### Material supplied
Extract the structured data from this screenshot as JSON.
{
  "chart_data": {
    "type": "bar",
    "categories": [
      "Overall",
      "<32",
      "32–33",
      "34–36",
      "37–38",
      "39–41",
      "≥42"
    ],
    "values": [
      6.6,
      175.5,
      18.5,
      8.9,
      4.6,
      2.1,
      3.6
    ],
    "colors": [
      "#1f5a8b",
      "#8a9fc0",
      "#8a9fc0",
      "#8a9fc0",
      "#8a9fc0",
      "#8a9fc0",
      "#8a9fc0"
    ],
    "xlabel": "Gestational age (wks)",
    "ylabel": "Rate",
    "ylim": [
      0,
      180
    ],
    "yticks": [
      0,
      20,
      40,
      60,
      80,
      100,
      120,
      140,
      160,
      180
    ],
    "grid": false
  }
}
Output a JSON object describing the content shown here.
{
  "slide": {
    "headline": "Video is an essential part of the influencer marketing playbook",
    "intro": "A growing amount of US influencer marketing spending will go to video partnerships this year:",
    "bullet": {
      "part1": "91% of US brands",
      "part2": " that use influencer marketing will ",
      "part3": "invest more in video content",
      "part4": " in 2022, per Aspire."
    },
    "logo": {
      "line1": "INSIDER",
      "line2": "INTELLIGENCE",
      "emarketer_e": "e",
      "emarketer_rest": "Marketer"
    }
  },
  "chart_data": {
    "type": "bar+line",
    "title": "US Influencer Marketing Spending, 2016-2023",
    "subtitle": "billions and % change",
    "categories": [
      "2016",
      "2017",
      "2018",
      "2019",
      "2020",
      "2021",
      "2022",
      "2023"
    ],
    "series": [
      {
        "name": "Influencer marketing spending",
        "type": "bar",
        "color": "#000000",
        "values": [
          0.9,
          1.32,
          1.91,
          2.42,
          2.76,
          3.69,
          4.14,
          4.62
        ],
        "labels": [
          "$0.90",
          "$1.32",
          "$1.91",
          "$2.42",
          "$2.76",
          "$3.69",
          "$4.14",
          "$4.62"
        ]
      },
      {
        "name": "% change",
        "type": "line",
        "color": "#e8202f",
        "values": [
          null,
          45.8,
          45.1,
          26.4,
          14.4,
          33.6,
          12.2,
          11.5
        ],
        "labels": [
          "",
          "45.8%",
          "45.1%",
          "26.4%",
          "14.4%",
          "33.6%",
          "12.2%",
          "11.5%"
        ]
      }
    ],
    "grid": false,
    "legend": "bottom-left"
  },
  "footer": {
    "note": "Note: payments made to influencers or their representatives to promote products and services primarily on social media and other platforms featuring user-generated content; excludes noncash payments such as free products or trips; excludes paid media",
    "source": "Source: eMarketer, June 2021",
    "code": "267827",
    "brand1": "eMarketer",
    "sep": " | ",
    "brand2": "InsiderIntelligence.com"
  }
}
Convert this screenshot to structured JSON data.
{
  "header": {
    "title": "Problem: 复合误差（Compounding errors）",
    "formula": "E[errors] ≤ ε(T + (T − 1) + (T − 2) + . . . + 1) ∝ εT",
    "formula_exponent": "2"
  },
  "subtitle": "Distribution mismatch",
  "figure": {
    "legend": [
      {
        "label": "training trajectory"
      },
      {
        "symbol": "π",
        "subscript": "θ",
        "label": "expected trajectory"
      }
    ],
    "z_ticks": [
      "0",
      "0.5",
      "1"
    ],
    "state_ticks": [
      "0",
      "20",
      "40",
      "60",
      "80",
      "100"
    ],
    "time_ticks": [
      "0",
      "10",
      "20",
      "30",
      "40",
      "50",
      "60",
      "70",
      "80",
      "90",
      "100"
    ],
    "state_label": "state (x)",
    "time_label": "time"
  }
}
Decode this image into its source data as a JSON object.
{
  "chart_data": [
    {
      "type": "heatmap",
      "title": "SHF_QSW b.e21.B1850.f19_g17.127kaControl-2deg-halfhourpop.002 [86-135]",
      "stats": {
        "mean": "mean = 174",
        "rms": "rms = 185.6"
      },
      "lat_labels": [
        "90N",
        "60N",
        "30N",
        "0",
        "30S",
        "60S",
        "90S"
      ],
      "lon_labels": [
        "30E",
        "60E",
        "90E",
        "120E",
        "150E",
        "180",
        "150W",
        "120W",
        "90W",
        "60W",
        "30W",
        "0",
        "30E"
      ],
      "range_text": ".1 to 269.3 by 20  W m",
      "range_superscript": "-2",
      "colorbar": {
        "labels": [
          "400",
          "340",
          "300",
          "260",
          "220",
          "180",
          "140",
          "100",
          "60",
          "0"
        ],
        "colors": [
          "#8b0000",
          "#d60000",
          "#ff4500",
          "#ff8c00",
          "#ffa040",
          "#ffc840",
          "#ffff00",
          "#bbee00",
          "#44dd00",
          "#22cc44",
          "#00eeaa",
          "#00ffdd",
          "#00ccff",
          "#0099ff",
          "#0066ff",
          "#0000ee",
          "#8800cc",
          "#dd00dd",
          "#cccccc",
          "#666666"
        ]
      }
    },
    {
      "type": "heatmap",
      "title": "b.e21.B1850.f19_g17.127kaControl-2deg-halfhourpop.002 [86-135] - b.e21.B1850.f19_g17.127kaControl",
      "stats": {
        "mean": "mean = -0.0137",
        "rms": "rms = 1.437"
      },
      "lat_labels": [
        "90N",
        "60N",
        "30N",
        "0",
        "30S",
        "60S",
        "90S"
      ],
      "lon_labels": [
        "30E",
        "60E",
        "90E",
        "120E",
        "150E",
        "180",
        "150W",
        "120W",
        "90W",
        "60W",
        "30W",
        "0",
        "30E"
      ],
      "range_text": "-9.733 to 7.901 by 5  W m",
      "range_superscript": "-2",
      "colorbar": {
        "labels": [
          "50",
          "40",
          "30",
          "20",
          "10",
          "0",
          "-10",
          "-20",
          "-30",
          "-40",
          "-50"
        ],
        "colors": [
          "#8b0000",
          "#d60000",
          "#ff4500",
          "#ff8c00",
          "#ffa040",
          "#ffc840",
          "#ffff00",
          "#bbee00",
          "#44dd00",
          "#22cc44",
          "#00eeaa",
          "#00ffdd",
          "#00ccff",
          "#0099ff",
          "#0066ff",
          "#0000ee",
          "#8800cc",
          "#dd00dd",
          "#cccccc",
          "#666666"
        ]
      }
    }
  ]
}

### Instruction
Please repeat the listing exactly, with nothing left out.

### Output below
Extract the structured data from this screenshot as JSON.
{
  "chart_data": {
    "type": "bar",
    "categories": [
      "Overall",
      "<32",
      "32–33",
      "34–36",
      "37–38",
      "39–41",
      "≥42"
    ],
    "values": [
      6.6,
      175.5,
      18.5,
      8.9,
      4.6,
      2.1,
      3.6
    ],
    "colors": [
      "#1f5a8b",
      "#8a9fc0",
      "#8a9fc0",
      "#8a9fc0",
      "#8a9fc0",
      "#8a9fc0",
      "#8a9fc0"
    ],
    "xlabel": "Gestational age (wks)",
    "ylabel": "Rate",
    "ylim": [
      0,
      180
    ],
    "yticks": [
      0,
      20,
      40,
      60,
      80,
      100,
      120,
      140,
      160,
      180
    ],
    "grid": false
  }
}
Output a JSON object describing the content shown here.
{
  "slide": {
    "headline": "Video is an essential part of the influencer marketing playbook",
    "intro": "A growing amount of US influencer marketing spending will go to video partnerships this year:",
    "bullet": {
      "part1": "91% of US brands",
      "part2": " that use influencer marketing will ",
      "part3": "invest more in video content",
      "part4": " in 2022, per Aspire."
    },
    "logo": {
      "line1": "INSIDER",
      "line2": "INTELLIGENCE",
      "emarketer_e": "e",
      "emarketer_rest": "Marketer"
    }
  },
  "chart_data": {
    "type": "bar+line",
    "title": "US Influencer Marketing Spending, 2016-2023",
    "subtitle": "billions and % change",
    "categories": [
      "2016",
      "2017",
      "2018",
      "2019",
      "2020",
      "2021",
      "2022",
      "2023"
    ],
    "series": [
      {
        "name": "Influencer marketing spending",
        "type": "bar",
        "color": "#000000",
        "values": [
          0.9,
          1.32,
          1.91,
          2.42,
          2.76,
          3.69,
          4.14,
          4.62
        ],
        "labels": [
          "$0.90",
          "$1.32",
          "$1.91",
          "$2.42",
          "$2.76",
          "$3.69",
          "$4.14",
          "$4.62"
        ]
      },
      {
        "name": "% change",
        "type": "line",
        "color": "#e8202f",
        "values": [
          null,
          45.8,
          45.1,
          26.4,
          14.4,
          33.6,
          12.2,
          11.5
        ],
        "labels": [
          "",
          "45.8%",
          "45.1%",
          "26.4%",
          "14.4%",
          "33.6%",
          "12.2%",
          "11.5%"
        ]
      }
    ],
    "grid": false,
    "legend": "bottom-left"
  },
  "footer": {
    "note": "Note: payments made to influencers or their representatives to promote products and services primarily on social media and other platforms featuring user-generated content; excludes noncash payments such as free products or trips; excludes paid media",
    "source": "Source: eMarketer, June 2021",
    "code": "267827",
    "brand1": "eMarketer",
    "sep": " | ",
    "brand2": "InsiderIntelligence.com"
  }
}
Convert this screenshot to structured JSON data.
{
  "header": {
    "title": "Problem: 复合误差（Compounding errors）",
    "formula": "E[errors] ≤ ε(T + (T − 1) + (T − 2) + . . . + 1) ∝ εT",
    "formula_exponent": "2"
  },
  "subtitle": "Distribution mismatch",
  "figure": {
    "legend": [
      {
        "label": "training trajectory"
      },
      {
        "symbol": "π",
        "subscript": "θ",
        "label": "expected trajectory"
      }
    ],
    "z_ticks": [
      "0",
      "0.5",
      "1"
    ],
    "state_ticks": [
      "0",
      "20",
      "40",
      "60",
      "80",
      "100"
    ],
    "time_ticks": [
      "0",
      "10",
      "20",
      "30",
      "40",
      "50",
      "60",
      "70",
      "80",
      "90",
      "100"
    ],
    "state_label": "state (x)",
    "time_label": "time"
  }
}
Decode this image into its source data as a JSON object.
{
  "chart_data": [
    {
      "type": "heatmap",
      "title": "SHF_QSW b.e21.B1850.f19_g17.127kaControl-2deg-halfhourpop.002 [86-135]",
      "stats": {
        "mean": "mean = 174",
        "rms": "rms = 185.6"
      },
      "lat_labels": [
        "90N",
        "60N",
        "30N",
        "0",
        "30S",
        "60S",
        "90S"
      ],
      "lon_labels": [
        "30E",
        "60E",
        "90E",
        "120E",
        "150E",
        "180",
        "150W",
        "120W",
        "90W",
        "60W",
        "30W",
        "0",
        "30E"
      ],
      "range_text": ".1 to 269.3 by 20  W m",
      "range_superscript": "-2",
      "colorbar": {
        "labels": [
          "400",
          "340",
          "300",
          "260",
          "220",
          "180",
          "140",
          "100",
          "60",
          "0"
        ],
        "colors": [
          "#8b0000",
          "#d60000",
          "#ff4500",
          "#ff8c00",
          "#ffa040",
          "#ffc840",
          "#ffff00",
          "#bbee00",
          "#44dd00",
          "#22cc44",
          "#00eeaa",
          "#00ffdd",
          "#00ccff",
          "#0099ff",
          "#0066ff",
          "#0000ee",
          "#8800cc",
          "#dd00dd",
          "#cccccc",
          "#666666"
        ]
      }
    },
    {
      "type": "heatmap",
      "title": "b.e21.B1850.f19_g17.127kaControl-2deg-halfhourpop.002 [86-135] - b.e21.B1850.f19_g17.127kaControl",
      "stats": {
        "mean": "mean = -0.0137",
        "rms": "rms = 1.437"
      },
      "lat_labels": [
        "90N",
        "60N",
        "30N",
        "0",
        "30S",
        "60S",
        "90S"
      ],
      "lon_labels": [
        "30E",
        "60E",
        "90E",
        "120E",
        "150E",
        "180",
        "150W",
        "120W",
        "90W",
        "60W",
        "30W",
        "0",
        "30E"
      ],
      "range_text": "-9.733 to 7.901 by 5  W m",
      "range_superscript": "-2",
      "colorbar": {
        "labels": [
          "50",
          "40",
          "30",
          "20",
          "10",
          "0",
          "-10",
          "-20",
          "-30",
          "-40",
          "-50"
        ],
        "colors": [
          "#8b0000",
          "#d60000",
          "#ff4500",
          "#ff8c00",
          "#ffa040",
          "#ffc840",
          "#ffff00",
          "#bbee00",
          "#44dd00",
          "#22cc44",
          "#00eeaa",
          "#00ffdd",
          "#00ccff",
          "#0099ff",
          "#0066ff",
          "#0000ee",
          "#8800cc",
          "#dd00dd",
          "#cccccc",
          "#666666"
        ]
      }
    }
  ]
}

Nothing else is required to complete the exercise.